Task brief:
Copy all the entries below exactly, but not the pictures.

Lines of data
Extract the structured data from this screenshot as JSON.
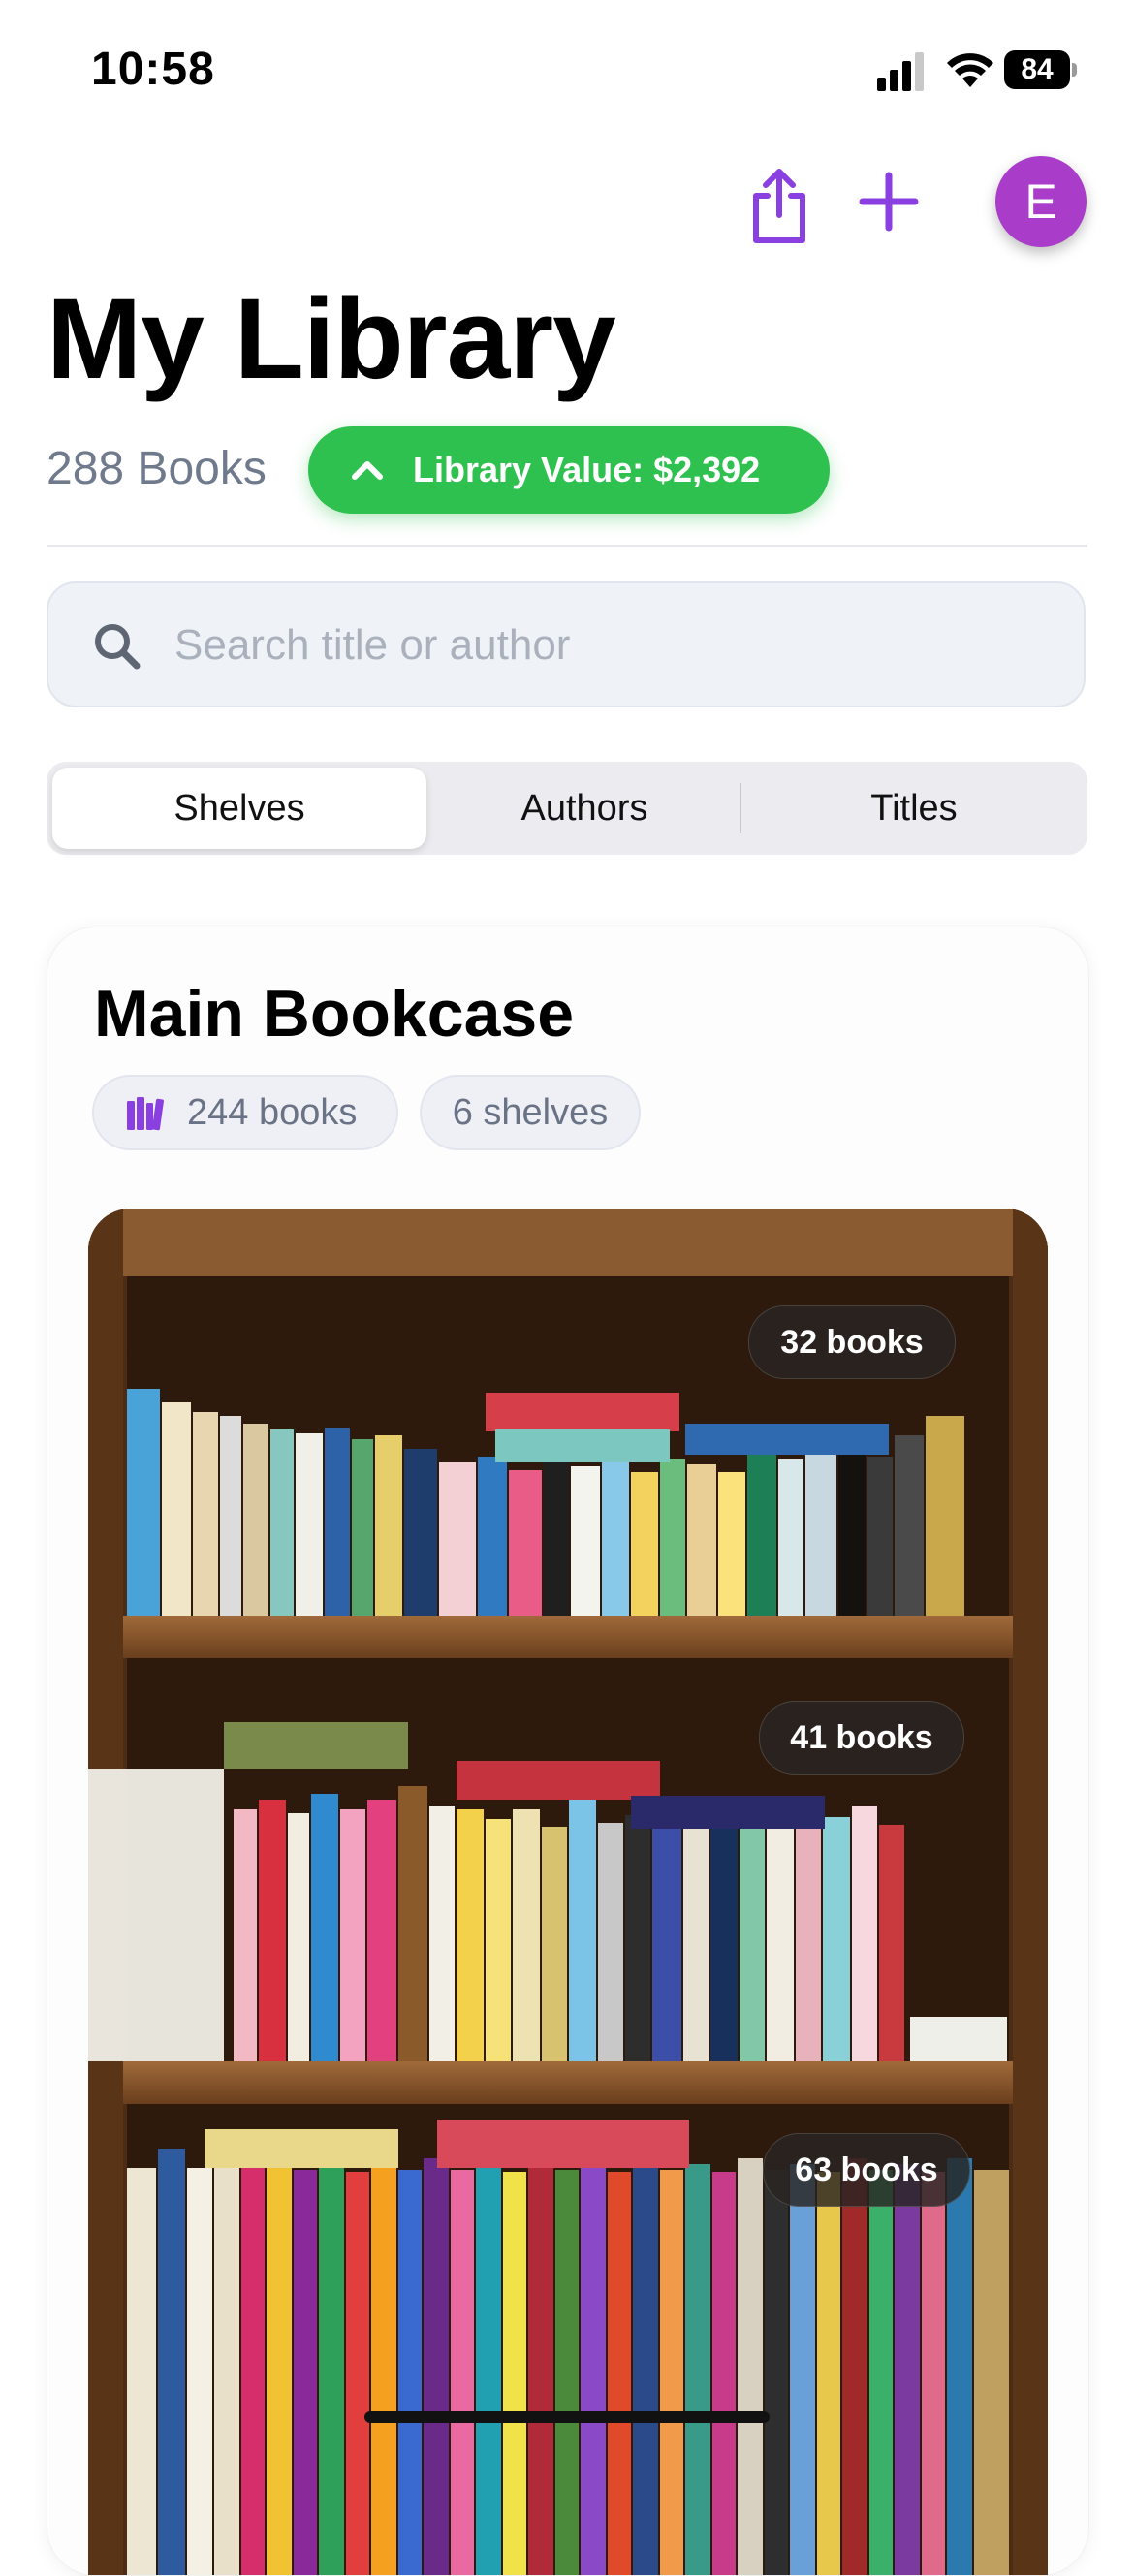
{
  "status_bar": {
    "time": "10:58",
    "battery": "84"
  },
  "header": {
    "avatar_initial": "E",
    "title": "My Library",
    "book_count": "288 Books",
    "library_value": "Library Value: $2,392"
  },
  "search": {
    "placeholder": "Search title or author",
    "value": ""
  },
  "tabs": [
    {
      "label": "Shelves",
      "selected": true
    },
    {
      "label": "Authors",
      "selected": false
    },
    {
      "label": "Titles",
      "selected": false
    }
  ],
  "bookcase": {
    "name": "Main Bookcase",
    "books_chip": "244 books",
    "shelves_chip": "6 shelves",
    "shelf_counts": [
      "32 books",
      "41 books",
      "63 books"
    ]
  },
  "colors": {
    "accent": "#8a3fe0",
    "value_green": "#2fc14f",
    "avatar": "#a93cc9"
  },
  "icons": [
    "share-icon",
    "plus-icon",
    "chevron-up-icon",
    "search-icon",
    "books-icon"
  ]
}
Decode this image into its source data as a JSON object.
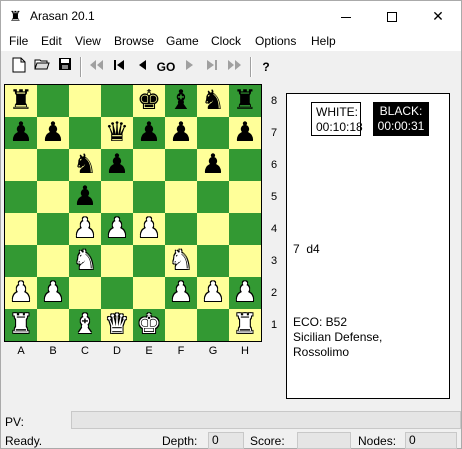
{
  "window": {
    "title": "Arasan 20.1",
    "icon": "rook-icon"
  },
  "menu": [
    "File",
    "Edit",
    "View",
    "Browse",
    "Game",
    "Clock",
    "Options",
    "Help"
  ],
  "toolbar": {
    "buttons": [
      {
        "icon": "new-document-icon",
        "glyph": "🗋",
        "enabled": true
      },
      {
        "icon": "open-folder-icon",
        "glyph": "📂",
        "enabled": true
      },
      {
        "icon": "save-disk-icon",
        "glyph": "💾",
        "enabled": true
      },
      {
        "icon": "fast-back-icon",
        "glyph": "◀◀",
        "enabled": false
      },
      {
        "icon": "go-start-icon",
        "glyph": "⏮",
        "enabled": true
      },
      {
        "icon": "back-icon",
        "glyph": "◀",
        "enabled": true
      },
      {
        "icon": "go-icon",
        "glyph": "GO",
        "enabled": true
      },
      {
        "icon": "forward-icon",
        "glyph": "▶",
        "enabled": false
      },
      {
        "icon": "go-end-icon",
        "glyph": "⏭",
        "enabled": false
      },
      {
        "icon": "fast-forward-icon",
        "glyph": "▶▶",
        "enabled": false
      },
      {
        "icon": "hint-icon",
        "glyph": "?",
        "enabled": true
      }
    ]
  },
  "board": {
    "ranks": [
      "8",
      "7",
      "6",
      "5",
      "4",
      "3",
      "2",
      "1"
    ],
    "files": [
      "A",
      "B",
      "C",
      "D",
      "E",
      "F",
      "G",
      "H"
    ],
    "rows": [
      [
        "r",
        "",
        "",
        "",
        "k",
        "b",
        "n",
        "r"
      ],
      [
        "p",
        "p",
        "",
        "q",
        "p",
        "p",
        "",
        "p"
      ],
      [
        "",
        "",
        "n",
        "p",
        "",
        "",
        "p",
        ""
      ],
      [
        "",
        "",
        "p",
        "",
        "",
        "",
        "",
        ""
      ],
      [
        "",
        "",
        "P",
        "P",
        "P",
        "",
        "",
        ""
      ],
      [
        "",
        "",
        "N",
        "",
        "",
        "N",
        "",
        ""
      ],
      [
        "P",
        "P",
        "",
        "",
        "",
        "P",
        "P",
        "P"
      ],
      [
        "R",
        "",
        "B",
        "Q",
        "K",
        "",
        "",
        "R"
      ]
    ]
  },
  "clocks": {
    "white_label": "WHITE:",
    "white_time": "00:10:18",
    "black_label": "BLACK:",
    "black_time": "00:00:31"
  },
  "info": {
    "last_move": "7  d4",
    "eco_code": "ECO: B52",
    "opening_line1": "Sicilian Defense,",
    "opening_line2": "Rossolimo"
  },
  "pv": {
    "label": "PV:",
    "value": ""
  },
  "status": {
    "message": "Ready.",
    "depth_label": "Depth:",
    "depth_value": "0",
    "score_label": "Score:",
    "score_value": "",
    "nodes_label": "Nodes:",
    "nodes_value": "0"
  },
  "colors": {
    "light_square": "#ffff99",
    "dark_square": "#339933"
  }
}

Problem solution:
Extract the structured data from this screenshot as JSON.
{
  "status_bar": {
    "time": "10:58",
    "battery": "84"
  },
  "header": {
    "avatar_initial": "E",
    "title": "My Library",
    "book_count": "288 Books",
    "library_value": "Library Value: $2,392"
  },
  "search": {
    "placeholder": "Search title or author",
    "value": ""
  },
  "tabs": [
    {
      "label": "Shelves",
      "selected": true
    },
    {
      "label": "Authors",
      "selected": false
    },
    {
      "label": "Titles",
      "selected": false
    }
  ],
  "bookcase": {
    "name": "Main Bookcase",
    "books_chip": "244 books",
    "shelves_chip": "6 shelves",
    "shelf_counts": [
      "32 books",
      "41 books",
      "63 books"
    ]
  },
  "colors": {
    "accent": "#8a3fe0",
    "value_green": "#2fc14f",
    "avatar": "#a93cc9"
  },
  "icons": [
    "share-icon",
    "plus-icon",
    "chevron-up-icon",
    "search-icon",
    "books-icon"
  ]
}
Decode this image into its source data as a JSON object.
{
  "window": {
    "title": "Arasan 20.1",
    "icon": "rook-icon"
  },
  "menu": [
    "File",
    "Edit",
    "View",
    "Browse",
    "Game",
    "Clock",
    "Options",
    "Help"
  ],
  "toolbar": {
    "buttons": [
      {
        "icon": "new-document-icon",
        "glyph": "🗋",
        "enabled": true
      },
      {
        "icon": "open-folder-icon",
        "glyph": "📂",
        "enabled": true
      },
      {
        "icon": "save-disk-icon",
        "glyph": "💾",
        "enabled": true
      },
      {
        "icon": "fast-back-icon",
        "glyph": "◀◀",
        "enabled": false
      },
      {
        "icon": "go-start-icon",
        "glyph": "⏮",
        "enabled": true
      },
      {
        "icon": "back-icon",
        "glyph": "◀",
        "enabled": true
      },
      {
        "icon": "go-icon",
        "glyph": "GO",
        "enabled": true
      },
      {
        "icon": "forward-icon",
        "glyph": "▶",
        "enabled": false
      },
      {
        "icon": "go-end-icon",
        "glyph": "⏭",
        "enabled": false
      },
      {
        "icon": "fast-forward-icon",
        "glyph": "▶▶",
        "enabled": false
      },
      {
        "icon": "hint-icon",
        "glyph": "?",
        "enabled": true
      }
    ]
  },
  "board": {
    "ranks": [
      "8",
      "7",
      "6",
      "5",
      "4",
      "3",
      "2",
      "1"
    ],
    "files": [
      "A",
      "B",
      "C",
      "D",
      "E",
      "F",
      "G",
      "H"
    ],
    "rows": [
      [
        "r",
        "",
        "",
        "",
        "k",
        "b",
        "n",
        "r"
      ],
      [
        "p",
        "p",
        "",
        "q",
        "p",
        "p",
        "",
        "p"
      ],
      [
        "",
        "",
        "n",
        "p",
        "",
        "",
        "p",
        ""
      ],
      [
        "",
        "",
        "p",
        "",
        "",
        "",
        "",
        ""
      ],
      [
        "",
        "",
        "P",
        "P",
        "P",
        "",
        "",
        ""
      ],
      [
        "",
        "",
        "N",
        "",
        "",
        "N",
        "",
        ""
      ],
      [
        "P",
        "P",
        "",
        "",
        "",
        "P",
        "P",
        "P"
      ],
      [
        "R",
        "",
        "B",
        "Q",
        "K",
        "",
        "",
        "R"
      ]
    ]
  },
  "clocks": {
    "white_label": "WHITE:",
    "white_time": "00:10:18",
    "black_label": "BLACK:",
    "black_time": "00:00:31"
  },
  "info": {
    "last_move": "7  d4",
    "eco_code": "ECO: B52",
    "opening_line1": "Sicilian Defense,",
    "opening_line2": "Rossolimo"
  },
  "pv": {
    "label": "PV:",
    "value": ""
  },
  "status": {
    "message": "Ready.",
    "depth_label": "Depth:",
    "depth_value": "0",
    "score_label": "Score:",
    "score_value": "",
    "nodes_label": "Nodes:",
    "nodes_value": "0"
  },
  "colors": {
    "light_square": "#ffff99",
    "dark_square": "#339933"
  }
}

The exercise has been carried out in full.